(Provided records)
· · · · · · ·
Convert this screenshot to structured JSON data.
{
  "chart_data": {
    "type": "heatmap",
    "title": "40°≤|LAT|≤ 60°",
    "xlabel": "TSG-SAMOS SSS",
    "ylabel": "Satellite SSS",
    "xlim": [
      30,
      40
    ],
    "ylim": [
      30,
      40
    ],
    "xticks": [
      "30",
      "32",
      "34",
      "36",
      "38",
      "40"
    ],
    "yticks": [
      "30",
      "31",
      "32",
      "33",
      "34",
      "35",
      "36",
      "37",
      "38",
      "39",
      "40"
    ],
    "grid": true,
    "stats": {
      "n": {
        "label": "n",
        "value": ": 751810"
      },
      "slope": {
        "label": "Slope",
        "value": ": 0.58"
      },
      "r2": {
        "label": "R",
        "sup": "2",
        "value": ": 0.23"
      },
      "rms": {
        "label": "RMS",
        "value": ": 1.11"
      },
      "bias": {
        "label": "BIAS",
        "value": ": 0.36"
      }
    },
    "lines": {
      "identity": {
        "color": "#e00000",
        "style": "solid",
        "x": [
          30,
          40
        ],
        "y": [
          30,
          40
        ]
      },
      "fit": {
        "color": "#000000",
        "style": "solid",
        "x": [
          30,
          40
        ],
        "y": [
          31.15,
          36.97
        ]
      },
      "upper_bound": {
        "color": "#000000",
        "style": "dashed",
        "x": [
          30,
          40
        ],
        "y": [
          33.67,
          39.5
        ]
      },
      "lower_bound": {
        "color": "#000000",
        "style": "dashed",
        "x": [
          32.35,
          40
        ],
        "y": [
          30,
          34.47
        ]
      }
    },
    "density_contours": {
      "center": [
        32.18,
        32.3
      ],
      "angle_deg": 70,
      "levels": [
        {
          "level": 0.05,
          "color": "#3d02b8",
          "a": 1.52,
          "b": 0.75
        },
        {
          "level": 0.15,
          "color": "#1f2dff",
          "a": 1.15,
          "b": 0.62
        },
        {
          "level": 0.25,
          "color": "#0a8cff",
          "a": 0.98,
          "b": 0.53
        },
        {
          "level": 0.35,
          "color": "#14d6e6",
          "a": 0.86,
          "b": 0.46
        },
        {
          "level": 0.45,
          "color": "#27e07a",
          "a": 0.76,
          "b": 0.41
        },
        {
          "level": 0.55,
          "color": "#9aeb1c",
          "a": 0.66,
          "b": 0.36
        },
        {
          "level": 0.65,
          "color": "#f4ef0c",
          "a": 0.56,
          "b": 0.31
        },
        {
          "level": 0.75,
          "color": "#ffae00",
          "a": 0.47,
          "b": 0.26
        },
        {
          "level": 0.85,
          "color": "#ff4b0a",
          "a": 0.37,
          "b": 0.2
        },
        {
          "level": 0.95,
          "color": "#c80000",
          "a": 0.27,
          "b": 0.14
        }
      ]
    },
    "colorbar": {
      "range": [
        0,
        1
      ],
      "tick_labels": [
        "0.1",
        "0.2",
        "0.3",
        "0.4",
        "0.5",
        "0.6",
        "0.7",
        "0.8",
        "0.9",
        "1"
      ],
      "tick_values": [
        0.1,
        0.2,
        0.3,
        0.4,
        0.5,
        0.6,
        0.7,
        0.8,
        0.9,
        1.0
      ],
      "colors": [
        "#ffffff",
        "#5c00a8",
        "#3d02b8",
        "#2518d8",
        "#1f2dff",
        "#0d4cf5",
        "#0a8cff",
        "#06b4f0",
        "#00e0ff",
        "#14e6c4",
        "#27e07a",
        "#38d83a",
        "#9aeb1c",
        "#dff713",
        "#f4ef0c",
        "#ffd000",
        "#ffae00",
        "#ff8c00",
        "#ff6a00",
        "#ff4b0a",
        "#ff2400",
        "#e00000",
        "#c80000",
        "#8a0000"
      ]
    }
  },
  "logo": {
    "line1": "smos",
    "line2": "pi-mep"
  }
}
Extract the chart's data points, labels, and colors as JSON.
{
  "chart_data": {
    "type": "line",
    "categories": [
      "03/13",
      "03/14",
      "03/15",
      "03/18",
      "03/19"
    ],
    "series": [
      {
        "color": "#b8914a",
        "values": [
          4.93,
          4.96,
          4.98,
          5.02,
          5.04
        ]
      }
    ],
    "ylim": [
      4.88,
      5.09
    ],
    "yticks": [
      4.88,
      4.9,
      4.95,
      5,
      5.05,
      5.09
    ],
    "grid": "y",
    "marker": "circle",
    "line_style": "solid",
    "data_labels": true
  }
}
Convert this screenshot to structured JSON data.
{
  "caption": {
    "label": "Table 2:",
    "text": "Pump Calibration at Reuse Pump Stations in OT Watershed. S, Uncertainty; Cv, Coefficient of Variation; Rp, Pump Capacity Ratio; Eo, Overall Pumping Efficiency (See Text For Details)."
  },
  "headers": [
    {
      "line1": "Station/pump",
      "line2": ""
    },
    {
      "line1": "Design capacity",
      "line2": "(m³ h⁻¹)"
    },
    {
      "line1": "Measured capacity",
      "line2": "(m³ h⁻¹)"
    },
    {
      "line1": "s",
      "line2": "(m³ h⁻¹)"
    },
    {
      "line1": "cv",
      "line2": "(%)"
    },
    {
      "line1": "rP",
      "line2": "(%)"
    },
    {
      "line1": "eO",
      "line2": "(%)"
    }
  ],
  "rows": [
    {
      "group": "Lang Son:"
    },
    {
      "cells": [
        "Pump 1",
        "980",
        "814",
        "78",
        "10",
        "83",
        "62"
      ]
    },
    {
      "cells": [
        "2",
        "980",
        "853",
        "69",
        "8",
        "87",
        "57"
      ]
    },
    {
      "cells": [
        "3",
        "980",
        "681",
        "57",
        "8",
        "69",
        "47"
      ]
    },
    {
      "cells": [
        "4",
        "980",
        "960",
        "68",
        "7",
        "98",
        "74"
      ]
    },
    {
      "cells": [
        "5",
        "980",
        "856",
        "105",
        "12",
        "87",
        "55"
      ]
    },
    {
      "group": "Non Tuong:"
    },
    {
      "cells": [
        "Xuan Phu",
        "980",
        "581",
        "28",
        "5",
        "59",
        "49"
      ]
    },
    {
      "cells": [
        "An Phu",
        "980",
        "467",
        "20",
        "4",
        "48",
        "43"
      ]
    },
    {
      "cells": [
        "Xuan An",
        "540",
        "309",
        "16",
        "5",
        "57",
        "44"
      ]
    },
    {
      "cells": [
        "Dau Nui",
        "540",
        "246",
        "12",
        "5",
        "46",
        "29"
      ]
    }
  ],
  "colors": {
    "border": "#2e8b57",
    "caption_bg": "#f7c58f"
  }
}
· · · · · · ·
(Task requirements)
Every line above should be written out again exactly as it stands.

(Solution for this task)
Convert this screenshot to structured JSON data.
{
  "chart_data": {
    "type": "heatmap",
    "title": "40°≤|LAT|≤ 60°",
    "xlabel": "TSG-SAMOS SSS",
    "ylabel": "Satellite SSS",
    "xlim": [
      30,
      40
    ],
    "ylim": [
      30,
      40
    ],
    "xticks": [
      "30",
      "32",
      "34",
      "36",
      "38",
      "40"
    ],
    "yticks": [
      "30",
      "31",
      "32",
      "33",
      "34",
      "35",
      "36",
      "37",
      "38",
      "39",
      "40"
    ],
    "grid": true,
    "stats": {
      "n": {
        "label": "n",
        "value": ": 751810"
      },
      "slope": {
        "label": "Slope",
        "value": ": 0.58"
      },
      "r2": {
        "label": "R",
        "sup": "2",
        "value": ": 0.23"
      },
      "rms": {
        "label": "RMS",
        "value": ": 1.11"
      },
      "bias": {
        "label": "BIAS",
        "value": ": 0.36"
      }
    },
    "lines": {
      "identity": {
        "color": "#e00000",
        "style": "solid",
        "x": [
          30,
          40
        ],
        "y": [
          30,
          40
        ]
      },
      "fit": {
        "color": "#000000",
        "style": "solid",
        "x": [
          30,
          40
        ],
        "y": [
          31.15,
          36.97
        ]
      },
      "upper_bound": {
        "color": "#000000",
        "style": "dashed",
        "x": [
          30,
          40
        ],
        "y": [
          33.67,
          39.5
        ]
      },
      "lower_bound": {
        "color": "#000000",
        "style": "dashed",
        "x": [
          32.35,
          40
        ],
        "y": [
          30,
          34.47
        ]
      }
    },
    "density_contours": {
      "center": [
        32.18,
        32.3
      ],
      "angle_deg": 70,
      "levels": [
        {
          "level": 0.05,
          "color": "#3d02b8",
          "a": 1.52,
          "b": 0.75
        },
        {
          "level": 0.15,
          "color": "#1f2dff",
          "a": 1.15,
          "b": 0.62
        },
        {
          "level": 0.25,
          "color": "#0a8cff",
          "a": 0.98,
          "b": 0.53
        },
        {
          "level": 0.35,
          "color": "#14d6e6",
          "a": 0.86,
          "b": 0.46
        },
        {
          "level": 0.45,
          "color": "#27e07a",
          "a": 0.76,
          "b": 0.41
        },
        {
          "level": 0.55,
          "color": "#9aeb1c",
          "a": 0.66,
          "b": 0.36
        },
        {
          "level": 0.65,
          "color": "#f4ef0c",
          "a": 0.56,
          "b": 0.31
        },
        {
          "level": 0.75,
          "color": "#ffae00",
          "a": 0.47,
          "b": 0.26
        },
        {
          "level": 0.85,
          "color": "#ff4b0a",
          "a": 0.37,
          "b": 0.2
        },
        {
          "level": 0.95,
          "color": "#c80000",
          "a": 0.27,
          "b": 0.14
        }
      ]
    },
    "colorbar": {
      "range": [
        0,
        1
      ],
      "tick_labels": [
        "0.1",
        "0.2",
        "0.3",
        "0.4",
        "0.5",
        "0.6",
        "0.7",
        "0.8",
        "0.9",
        "1"
      ],
      "tick_values": [
        0.1,
        0.2,
        0.3,
        0.4,
        0.5,
        0.6,
        0.7,
        0.8,
        0.9,
        1.0
      ],
      "colors": [
        "#ffffff",
        "#5c00a8",
        "#3d02b8",
        "#2518d8",
        "#1f2dff",
        "#0d4cf5",
        "#0a8cff",
        "#06b4f0",
        "#00e0ff",
        "#14e6c4",
        "#27e07a",
        "#38d83a",
        "#9aeb1c",
        "#dff713",
        "#f4ef0c",
        "#ffd000",
        "#ffae00",
        "#ff8c00",
        "#ff6a00",
        "#ff4b0a",
        "#ff2400",
        "#e00000",
        "#c80000",
        "#8a0000"
      ]
    }
  },
  "logo": {
    "line1": "smos",
    "line2": "pi-mep"
  }
}
Extract the chart's data points, labels, and colors as JSON.
{
  "chart_data": {
    "type": "line",
    "categories": [
      "03/13",
      "03/14",
      "03/15",
      "03/18",
      "03/19"
    ],
    "series": [
      {
        "color": "#b8914a",
        "values": [
          4.93,
          4.96,
          4.98,
          5.02,
          5.04
        ]
      }
    ],
    "ylim": [
      4.88,
      5.09
    ],
    "yticks": [
      4.88,
      4.9,
      4.95,
      5,
      5.05,
      5.09
    ],
    "grid": "y",
    "marker": "circle",
    "line_style": "solid",
    "data_labels": true
  }
}
Convert this screenshot to structured JSON data.
{
  "caption": {
    "label": "Table 2:",
    "text": "Pump Calibration at Reuse Pump Stations in OT Watershed. S, Uncertainty; Cv, Coefficient of Variation; Rp, Pump Capacity Ratio; Eo, Overall Pumping Efficiency (See Text For Details)."
  },
  "headers": [
    {
      "line1": "Station/pump",
      "line2": ""
    },
    {
      "line1": "Design capacity",
      "line2": "(m³ h⁻¹)"
    },
    {
      "line1": "Measured capacity",
      "line2": "(m³ h⁻¹)"
    },
    {
      "line1": "s",
      "line2": "(m³ h⁻¹)"
    },
    {
      "line1": "cv",
      "line2": "(%)"
    },
    {
      "line1": "rP",
      "line2": "(%)"
    },
    {
      "line1": "eO",
      "line2": "(%)"
    }
  ],
  "rows": [
    {
      "group": "Lang Son:"
    },
    {
      "cells": [
        "Pump 1",
        "980",
        "814",
        "78",
        "10",
        "83",
        "62"
      ]
    },
    {
      "cells": [
        "2",
        "980",
        "853",
        "69",
        "8",
        "87",
        "57"
      ]
    },
    {
      "cells": [
        "3",
        "980",
        "681",
        "57",
        "8",
        "69",
        "47"
      ]
    },
    {
      "cells": [
        "4",
        "980",
        "960",
        "68",
        "7",
        "98",
        "74"
      ]
    },
    {
      "cells": [
        "5",
        "980",
        "856",
        "105",
        "12",
        "87",
        "55"
      ]
    },
    {
      "group": "Non Tuong:"
    },
    {
      "cells": [
        "Xuan Phu",
        "980",
        "581",
        "28",
        "5",
        "59",
        "49"
      ]
    },
    {
      "cells": [
        "An Phu",
        "980",
        "467",
        "20",
        "4",
        "48",
        "43"
      ]
    },
    {
      "cells": [
        "Xuan An",
        "540",
        "309",
        "16",
        "5",
        "57",
        "44"
      ]
    },
    {
      "cells": [
        "Dau Nui",
        "540",
        "246",
        "12",
        "5",
        "46",
        "29"
      ]
    }
  ],
  "colors": {
    "border": "#2e8b57",
    "caption_bg": "#f7c58f"
  }
}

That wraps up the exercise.